SUPPLIED MATERIAL:
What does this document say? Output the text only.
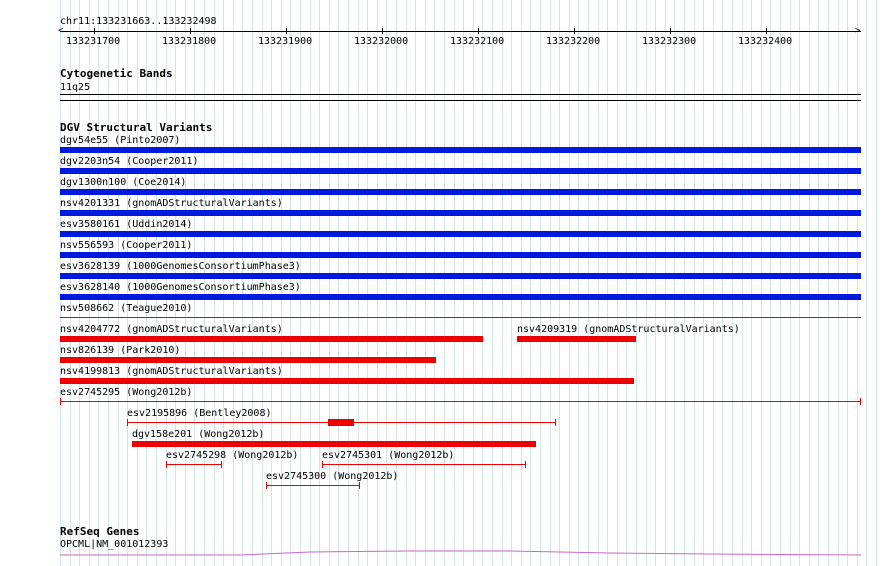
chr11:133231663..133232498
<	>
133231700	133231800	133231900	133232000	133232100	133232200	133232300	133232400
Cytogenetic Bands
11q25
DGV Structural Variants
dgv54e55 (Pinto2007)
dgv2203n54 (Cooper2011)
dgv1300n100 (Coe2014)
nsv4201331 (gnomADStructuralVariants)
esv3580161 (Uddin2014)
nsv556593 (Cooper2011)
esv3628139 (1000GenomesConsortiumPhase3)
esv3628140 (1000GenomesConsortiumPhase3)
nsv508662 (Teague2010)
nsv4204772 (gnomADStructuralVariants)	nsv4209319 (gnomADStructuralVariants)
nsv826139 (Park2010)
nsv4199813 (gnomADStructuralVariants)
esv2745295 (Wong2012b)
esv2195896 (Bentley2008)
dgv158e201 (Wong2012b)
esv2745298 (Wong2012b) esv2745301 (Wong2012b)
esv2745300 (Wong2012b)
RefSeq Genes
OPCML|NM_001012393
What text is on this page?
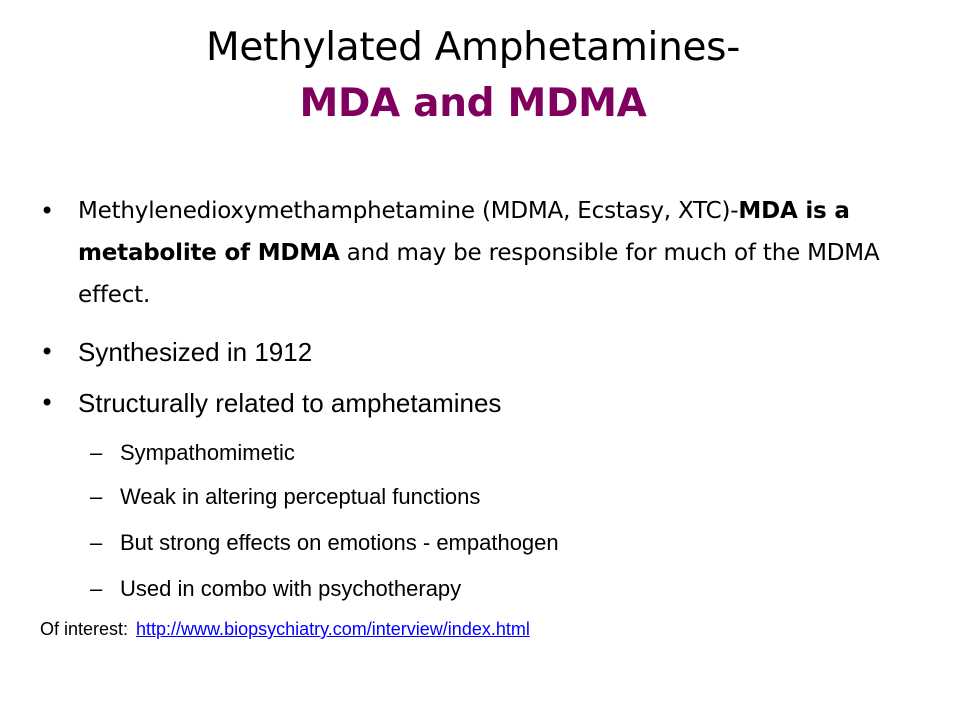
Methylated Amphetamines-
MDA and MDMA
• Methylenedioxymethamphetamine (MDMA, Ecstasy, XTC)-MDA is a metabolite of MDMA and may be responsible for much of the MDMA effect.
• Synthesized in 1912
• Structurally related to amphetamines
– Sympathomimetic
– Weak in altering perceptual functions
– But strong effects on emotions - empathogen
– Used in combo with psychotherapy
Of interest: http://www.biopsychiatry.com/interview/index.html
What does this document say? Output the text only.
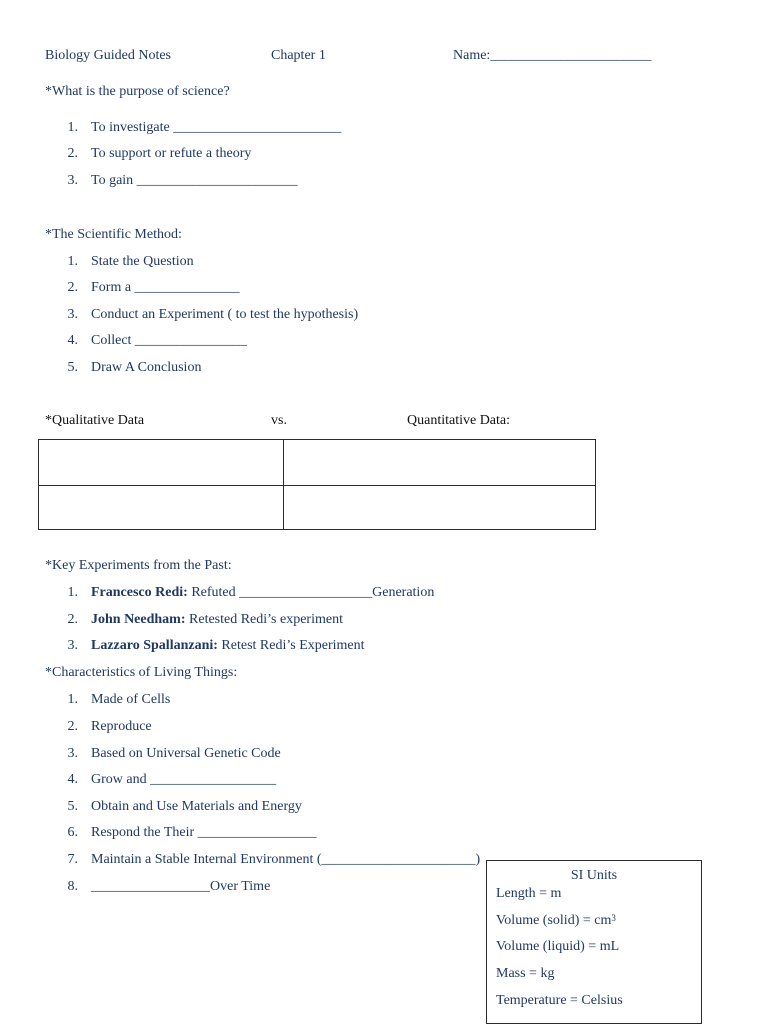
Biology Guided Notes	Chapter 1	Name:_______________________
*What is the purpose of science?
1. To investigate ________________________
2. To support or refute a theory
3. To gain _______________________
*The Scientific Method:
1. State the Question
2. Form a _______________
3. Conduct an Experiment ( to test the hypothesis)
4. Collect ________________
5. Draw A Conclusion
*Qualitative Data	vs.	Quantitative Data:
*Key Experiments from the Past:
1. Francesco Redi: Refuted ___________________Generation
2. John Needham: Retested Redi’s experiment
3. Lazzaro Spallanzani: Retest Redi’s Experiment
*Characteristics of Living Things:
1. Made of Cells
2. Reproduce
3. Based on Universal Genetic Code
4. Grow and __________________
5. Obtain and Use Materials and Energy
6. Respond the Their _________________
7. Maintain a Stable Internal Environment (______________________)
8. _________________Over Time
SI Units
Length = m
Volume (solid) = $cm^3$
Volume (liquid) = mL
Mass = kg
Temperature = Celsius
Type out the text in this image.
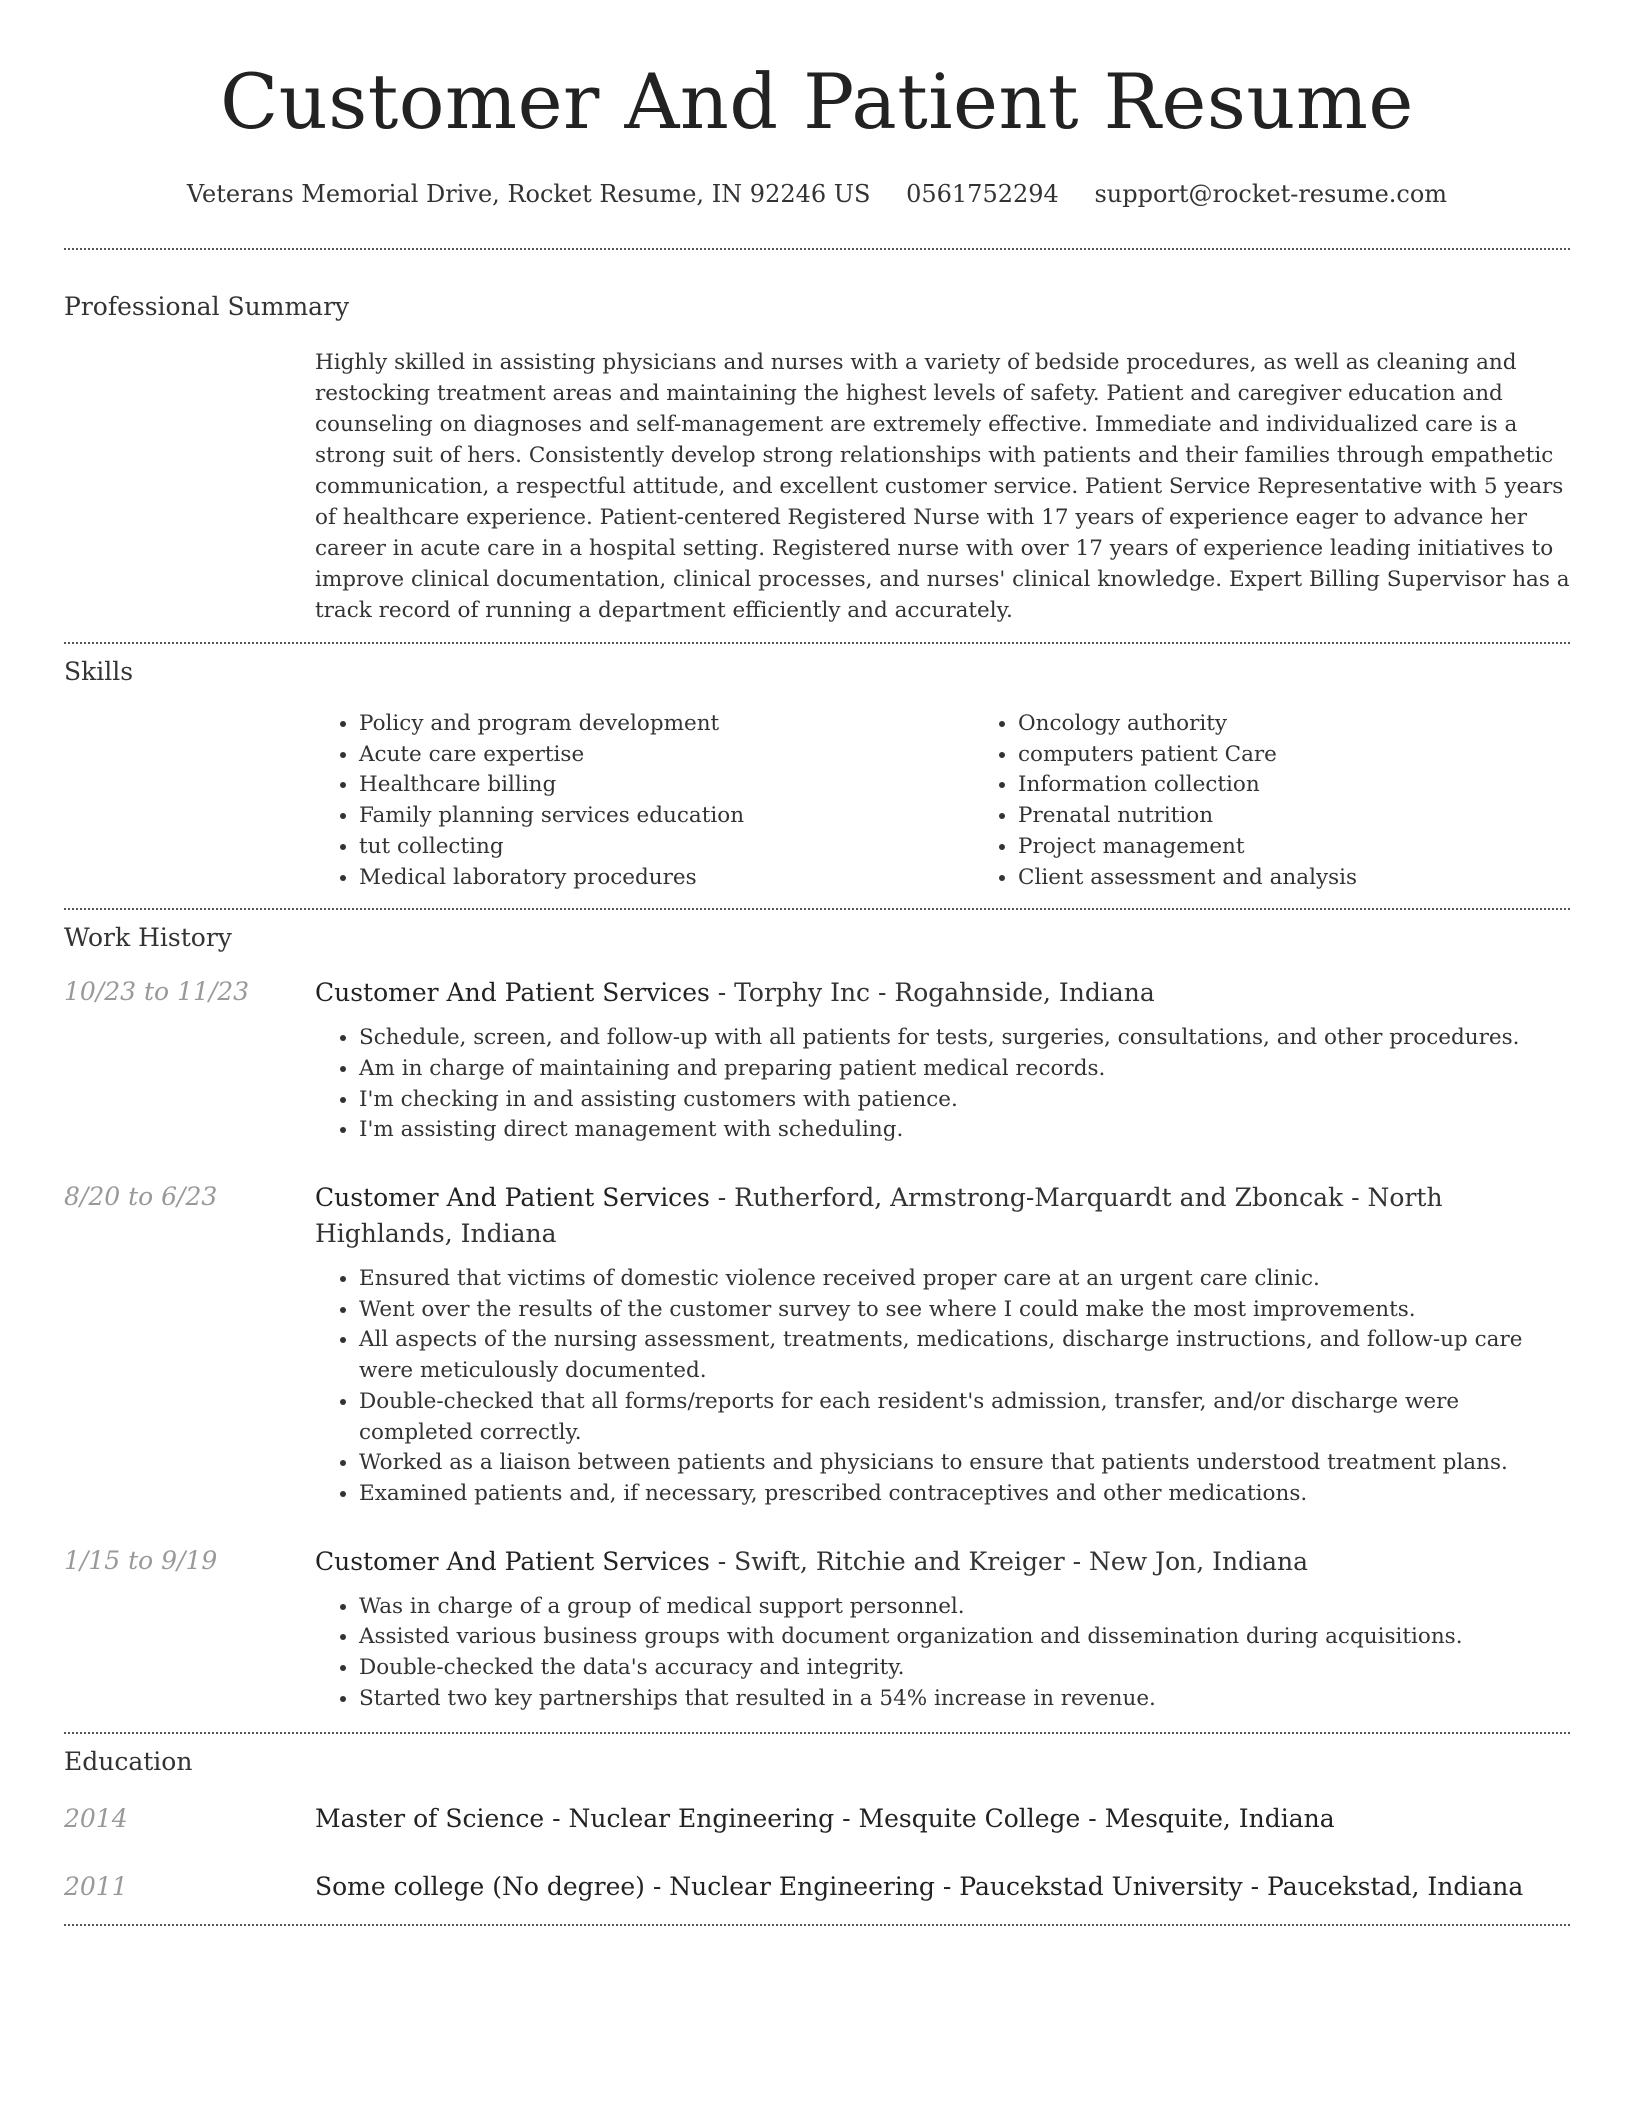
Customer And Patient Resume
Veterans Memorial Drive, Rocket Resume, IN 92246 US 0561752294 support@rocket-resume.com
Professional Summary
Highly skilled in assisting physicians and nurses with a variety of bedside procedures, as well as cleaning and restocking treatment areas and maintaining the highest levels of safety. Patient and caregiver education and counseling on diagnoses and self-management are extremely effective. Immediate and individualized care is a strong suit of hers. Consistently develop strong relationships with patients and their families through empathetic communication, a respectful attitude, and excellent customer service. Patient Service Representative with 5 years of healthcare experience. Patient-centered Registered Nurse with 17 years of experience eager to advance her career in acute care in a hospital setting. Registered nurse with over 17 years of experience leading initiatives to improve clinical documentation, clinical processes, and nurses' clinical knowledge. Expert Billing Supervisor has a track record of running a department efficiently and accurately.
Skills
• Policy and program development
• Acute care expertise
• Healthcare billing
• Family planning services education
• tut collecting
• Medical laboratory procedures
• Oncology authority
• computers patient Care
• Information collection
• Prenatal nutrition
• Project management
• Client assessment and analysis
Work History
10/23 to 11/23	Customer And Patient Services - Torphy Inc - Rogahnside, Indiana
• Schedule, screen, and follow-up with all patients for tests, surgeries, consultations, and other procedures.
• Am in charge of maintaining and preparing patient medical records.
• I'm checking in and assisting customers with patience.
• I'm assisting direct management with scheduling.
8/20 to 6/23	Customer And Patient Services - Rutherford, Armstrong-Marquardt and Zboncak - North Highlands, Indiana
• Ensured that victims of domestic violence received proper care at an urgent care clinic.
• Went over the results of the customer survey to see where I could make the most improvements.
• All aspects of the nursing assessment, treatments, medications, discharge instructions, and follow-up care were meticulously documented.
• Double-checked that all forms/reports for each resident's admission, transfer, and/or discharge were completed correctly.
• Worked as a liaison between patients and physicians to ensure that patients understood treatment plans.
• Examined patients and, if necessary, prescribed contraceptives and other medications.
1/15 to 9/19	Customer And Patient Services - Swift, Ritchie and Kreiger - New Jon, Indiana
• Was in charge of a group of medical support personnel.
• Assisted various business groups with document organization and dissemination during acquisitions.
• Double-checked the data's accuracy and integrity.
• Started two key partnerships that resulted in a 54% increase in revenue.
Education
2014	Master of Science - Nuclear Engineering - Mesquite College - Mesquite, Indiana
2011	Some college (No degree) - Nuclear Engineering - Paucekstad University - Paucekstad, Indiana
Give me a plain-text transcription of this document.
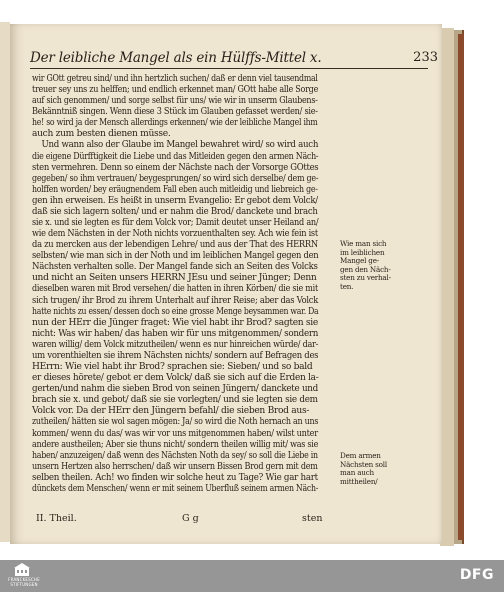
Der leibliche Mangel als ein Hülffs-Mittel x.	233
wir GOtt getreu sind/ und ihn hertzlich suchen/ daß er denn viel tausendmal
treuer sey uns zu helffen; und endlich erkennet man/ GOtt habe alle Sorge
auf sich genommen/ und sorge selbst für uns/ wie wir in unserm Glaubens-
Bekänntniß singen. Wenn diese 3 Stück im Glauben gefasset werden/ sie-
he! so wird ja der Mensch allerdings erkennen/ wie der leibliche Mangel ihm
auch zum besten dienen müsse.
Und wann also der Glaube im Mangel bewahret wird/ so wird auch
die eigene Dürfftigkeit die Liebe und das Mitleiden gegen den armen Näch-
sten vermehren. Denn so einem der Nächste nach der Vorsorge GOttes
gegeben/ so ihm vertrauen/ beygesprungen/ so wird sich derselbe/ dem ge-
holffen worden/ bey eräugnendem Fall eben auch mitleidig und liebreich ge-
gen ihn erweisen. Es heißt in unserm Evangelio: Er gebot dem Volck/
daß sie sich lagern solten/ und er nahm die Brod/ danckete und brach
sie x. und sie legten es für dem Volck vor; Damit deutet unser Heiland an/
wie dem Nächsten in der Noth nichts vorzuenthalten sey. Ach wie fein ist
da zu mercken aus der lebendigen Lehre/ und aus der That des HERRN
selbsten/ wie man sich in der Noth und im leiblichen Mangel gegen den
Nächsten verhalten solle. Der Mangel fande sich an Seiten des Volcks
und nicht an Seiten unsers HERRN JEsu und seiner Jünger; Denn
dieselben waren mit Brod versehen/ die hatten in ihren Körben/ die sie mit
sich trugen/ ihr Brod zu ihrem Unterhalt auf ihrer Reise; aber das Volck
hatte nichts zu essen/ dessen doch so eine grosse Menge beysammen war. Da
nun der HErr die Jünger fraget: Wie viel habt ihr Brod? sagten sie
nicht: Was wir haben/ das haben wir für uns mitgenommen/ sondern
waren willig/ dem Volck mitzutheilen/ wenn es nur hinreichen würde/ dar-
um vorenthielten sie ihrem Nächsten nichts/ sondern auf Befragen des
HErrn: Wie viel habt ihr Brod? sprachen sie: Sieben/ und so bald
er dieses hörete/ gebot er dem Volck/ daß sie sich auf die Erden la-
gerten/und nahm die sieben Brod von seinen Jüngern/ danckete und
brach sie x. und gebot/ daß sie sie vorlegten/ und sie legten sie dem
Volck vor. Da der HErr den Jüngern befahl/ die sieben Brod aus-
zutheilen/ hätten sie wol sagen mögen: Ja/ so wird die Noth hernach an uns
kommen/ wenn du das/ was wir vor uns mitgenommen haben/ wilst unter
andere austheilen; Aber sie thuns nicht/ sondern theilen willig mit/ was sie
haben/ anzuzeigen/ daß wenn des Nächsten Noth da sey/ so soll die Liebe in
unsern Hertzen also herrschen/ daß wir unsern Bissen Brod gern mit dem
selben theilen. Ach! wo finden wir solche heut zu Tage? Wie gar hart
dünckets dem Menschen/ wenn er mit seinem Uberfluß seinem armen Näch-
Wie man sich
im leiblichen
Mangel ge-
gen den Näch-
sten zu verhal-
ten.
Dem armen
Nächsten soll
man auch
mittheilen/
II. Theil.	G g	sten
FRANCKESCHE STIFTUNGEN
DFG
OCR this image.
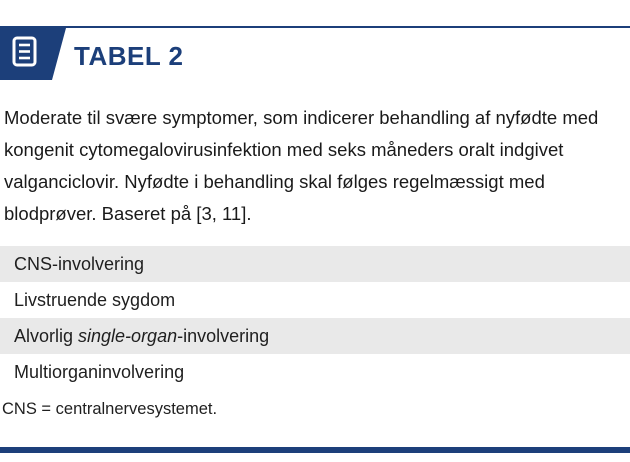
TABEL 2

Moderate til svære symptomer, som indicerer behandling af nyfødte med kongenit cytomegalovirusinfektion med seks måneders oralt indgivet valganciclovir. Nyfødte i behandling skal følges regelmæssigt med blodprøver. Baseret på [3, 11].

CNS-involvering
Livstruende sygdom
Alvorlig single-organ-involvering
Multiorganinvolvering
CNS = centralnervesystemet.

PROMPT: Can the lines from the one with "OCR this image." to the end of the records above be quoted exactly, both ends included, with every picture omitted?

RESPONSE TO THE EXERCISE:
OCR this image.
TABEL 2

Moderate til svære symptomer, som indicerer behandling af nyfødte med kongenit cytomegalovirusinfektion med seks måneders oralt indgivet valganciclovir. Nyfødte i behandling skal følges regelmæssigt med blodprøver. Baseret på [3, 11].

CNS-involvering
Livstruende sygdom
Alvorlig single-organ-involvering
Multiorganinvolvering
CNS = centralnervesystemet.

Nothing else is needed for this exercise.